[Stored entries]
▼
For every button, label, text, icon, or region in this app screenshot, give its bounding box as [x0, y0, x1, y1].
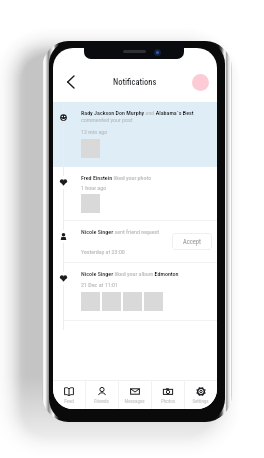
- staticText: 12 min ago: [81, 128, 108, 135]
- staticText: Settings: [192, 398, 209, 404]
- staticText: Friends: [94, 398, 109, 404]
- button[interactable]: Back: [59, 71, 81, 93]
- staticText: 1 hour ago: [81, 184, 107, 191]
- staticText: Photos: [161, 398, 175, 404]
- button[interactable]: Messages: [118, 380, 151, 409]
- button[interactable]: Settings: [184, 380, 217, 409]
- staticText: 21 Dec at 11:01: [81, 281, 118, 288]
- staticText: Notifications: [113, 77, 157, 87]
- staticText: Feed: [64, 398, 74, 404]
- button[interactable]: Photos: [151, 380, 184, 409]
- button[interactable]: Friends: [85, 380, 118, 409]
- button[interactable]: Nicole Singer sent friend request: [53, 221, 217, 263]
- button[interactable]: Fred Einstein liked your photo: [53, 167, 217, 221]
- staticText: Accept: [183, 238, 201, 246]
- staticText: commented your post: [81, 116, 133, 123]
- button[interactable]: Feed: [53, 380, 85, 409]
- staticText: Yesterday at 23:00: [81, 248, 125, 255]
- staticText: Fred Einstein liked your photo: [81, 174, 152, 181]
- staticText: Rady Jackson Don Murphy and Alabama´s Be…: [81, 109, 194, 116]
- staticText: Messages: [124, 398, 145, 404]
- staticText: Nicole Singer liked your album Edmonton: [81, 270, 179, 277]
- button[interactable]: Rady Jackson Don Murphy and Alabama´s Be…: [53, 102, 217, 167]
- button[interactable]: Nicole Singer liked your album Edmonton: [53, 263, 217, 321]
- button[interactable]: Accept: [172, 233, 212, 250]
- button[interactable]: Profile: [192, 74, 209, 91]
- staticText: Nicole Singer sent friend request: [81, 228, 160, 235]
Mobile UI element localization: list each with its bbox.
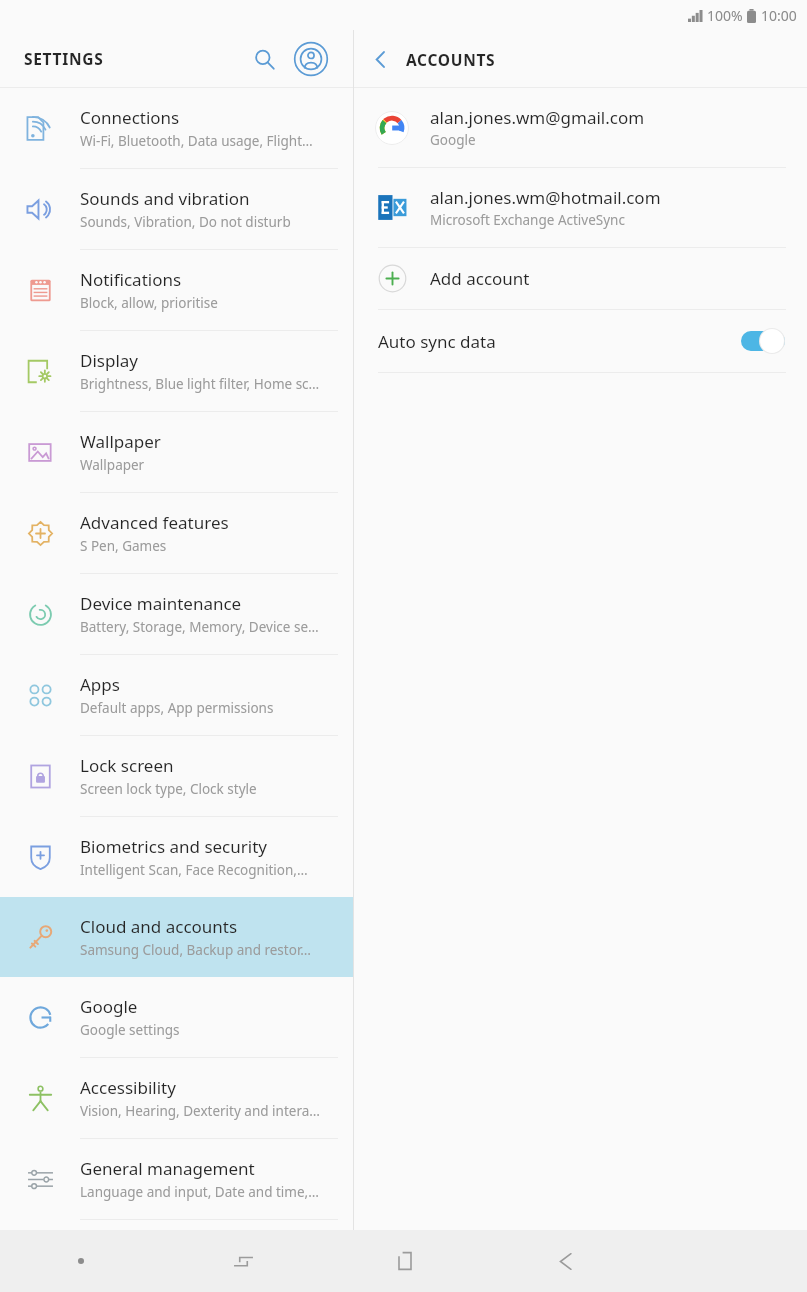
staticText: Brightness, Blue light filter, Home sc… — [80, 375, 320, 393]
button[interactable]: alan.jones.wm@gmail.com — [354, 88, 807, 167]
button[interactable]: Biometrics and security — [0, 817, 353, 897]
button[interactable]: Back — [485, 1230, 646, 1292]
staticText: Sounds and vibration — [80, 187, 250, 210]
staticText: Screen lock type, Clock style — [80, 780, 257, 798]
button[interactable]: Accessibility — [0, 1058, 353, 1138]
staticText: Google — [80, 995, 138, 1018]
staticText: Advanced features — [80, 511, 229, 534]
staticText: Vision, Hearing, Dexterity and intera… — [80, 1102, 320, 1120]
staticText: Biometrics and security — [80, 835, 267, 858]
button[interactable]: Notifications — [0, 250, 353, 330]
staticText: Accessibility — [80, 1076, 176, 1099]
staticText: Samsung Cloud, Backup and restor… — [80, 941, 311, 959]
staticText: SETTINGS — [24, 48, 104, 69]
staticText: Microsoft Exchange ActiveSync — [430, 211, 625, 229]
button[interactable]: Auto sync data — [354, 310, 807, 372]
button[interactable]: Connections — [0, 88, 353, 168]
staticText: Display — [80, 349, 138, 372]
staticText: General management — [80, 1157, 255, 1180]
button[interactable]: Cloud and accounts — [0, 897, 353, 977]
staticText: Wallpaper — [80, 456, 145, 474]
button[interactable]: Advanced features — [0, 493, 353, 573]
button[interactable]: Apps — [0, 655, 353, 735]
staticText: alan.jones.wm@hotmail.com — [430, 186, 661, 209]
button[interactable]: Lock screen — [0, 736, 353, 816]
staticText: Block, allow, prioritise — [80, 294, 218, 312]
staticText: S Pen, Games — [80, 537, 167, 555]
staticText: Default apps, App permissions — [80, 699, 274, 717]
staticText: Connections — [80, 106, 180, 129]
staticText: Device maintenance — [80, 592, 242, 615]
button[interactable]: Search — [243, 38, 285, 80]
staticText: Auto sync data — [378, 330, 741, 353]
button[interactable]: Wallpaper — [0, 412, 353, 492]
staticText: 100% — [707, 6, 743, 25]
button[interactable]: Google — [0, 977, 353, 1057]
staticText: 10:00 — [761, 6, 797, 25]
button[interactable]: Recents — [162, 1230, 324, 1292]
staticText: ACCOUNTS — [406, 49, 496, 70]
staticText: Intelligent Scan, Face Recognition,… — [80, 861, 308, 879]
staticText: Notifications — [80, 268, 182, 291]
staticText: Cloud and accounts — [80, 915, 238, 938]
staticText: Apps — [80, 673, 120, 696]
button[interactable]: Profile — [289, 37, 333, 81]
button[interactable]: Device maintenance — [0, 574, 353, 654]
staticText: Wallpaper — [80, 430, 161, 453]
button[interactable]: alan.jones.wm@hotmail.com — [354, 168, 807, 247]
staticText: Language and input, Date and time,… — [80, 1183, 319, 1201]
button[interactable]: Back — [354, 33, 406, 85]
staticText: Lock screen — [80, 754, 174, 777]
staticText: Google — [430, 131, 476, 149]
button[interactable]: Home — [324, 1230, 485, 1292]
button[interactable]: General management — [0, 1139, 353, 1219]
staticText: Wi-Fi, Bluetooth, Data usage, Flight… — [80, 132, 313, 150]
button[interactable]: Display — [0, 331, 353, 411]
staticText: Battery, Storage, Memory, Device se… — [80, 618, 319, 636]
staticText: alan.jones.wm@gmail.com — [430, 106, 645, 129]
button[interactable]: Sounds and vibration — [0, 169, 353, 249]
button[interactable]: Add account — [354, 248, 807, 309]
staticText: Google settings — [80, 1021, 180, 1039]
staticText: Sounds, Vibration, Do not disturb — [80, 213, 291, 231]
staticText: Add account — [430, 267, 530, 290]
▲
▼
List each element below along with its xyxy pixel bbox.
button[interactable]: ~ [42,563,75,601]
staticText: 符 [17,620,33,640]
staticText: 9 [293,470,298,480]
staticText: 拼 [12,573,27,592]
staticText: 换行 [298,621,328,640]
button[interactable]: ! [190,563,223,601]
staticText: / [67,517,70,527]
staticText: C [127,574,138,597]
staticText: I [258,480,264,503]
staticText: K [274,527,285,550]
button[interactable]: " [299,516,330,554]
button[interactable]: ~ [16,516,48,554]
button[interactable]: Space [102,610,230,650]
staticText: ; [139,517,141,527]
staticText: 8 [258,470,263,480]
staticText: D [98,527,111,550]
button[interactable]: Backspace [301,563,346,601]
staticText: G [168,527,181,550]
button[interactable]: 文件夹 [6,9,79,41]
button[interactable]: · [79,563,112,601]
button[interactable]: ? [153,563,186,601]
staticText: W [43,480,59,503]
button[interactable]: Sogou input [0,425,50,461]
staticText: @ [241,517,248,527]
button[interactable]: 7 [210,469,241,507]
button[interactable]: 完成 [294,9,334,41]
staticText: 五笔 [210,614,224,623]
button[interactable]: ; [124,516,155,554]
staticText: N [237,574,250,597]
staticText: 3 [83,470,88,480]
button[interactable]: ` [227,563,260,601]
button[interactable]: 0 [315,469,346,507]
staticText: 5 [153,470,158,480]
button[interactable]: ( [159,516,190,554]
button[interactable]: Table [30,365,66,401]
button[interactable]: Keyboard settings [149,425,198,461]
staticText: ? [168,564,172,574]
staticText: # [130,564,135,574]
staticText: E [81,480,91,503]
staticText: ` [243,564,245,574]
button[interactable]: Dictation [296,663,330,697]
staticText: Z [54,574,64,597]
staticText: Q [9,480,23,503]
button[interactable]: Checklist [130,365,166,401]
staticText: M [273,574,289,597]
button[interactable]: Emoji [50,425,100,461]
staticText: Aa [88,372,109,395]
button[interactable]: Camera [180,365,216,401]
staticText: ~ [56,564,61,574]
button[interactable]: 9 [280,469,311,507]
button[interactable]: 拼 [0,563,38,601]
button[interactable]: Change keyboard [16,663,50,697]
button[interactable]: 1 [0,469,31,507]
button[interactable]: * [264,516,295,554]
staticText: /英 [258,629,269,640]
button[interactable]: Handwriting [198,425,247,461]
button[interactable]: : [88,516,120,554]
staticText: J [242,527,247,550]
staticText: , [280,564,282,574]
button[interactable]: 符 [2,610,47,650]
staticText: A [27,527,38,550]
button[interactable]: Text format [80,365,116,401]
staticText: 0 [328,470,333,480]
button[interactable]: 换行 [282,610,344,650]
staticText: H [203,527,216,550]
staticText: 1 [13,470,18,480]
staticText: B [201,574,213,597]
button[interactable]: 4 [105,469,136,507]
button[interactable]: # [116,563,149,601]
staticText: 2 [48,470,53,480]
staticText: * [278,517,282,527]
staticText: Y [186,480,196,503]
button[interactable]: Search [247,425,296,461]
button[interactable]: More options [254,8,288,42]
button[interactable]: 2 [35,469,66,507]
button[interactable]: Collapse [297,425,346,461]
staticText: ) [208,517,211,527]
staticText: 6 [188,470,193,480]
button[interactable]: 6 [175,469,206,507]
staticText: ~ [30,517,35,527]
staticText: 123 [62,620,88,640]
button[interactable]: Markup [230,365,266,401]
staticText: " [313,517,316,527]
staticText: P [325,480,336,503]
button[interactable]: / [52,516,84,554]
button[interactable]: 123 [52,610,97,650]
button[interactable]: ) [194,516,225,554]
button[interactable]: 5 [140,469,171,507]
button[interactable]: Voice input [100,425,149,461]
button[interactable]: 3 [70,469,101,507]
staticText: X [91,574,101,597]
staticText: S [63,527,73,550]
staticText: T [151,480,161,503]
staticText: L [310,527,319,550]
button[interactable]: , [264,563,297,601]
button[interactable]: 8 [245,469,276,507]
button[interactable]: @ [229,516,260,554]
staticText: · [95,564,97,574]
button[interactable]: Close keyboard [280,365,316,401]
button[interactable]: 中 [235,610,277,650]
▲
Gather every line of the material above that contains the string "Accept".

## Task answer:
- staticText: Accept: [183, 238, 201, 246]
- button[interactable]: Accept: [172, 233, 212, 250]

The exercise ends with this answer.